CHALLENGE:
Search the data for the word "Замѣтка". Reproduce every line where it is found.

STORED DATA:
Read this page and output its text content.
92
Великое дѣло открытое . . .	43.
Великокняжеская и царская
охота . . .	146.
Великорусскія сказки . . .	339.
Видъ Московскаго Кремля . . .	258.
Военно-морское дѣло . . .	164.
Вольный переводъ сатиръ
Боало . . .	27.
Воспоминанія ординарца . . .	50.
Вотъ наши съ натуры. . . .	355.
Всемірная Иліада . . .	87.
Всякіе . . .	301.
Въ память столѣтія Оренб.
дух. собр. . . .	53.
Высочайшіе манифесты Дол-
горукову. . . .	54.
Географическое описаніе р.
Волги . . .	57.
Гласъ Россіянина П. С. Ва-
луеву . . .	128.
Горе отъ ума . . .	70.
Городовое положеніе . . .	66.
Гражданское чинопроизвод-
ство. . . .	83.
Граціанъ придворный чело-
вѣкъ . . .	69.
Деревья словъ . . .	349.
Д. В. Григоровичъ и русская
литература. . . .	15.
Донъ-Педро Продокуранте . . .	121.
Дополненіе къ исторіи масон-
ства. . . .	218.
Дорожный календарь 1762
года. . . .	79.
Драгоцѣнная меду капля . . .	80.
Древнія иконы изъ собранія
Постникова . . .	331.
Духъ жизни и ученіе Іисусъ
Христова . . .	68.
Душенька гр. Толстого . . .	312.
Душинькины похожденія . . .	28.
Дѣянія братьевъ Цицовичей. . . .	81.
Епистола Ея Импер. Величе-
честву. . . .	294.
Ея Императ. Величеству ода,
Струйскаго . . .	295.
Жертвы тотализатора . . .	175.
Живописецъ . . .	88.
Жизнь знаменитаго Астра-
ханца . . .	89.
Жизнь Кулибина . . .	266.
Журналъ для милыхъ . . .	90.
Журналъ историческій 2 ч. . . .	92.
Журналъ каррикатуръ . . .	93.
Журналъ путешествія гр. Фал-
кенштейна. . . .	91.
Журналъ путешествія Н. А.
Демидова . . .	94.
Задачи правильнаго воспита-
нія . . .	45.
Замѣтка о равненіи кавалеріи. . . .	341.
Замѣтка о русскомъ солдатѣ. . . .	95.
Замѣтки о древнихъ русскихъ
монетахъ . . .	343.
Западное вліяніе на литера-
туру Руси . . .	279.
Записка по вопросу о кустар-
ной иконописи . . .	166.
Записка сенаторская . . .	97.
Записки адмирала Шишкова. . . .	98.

WRITTEN RESPONSE:
Замѣтка о равненіи кавалеріи. . . .	341.
Замѣтка о русскомъ солдатѣ. . . .	95.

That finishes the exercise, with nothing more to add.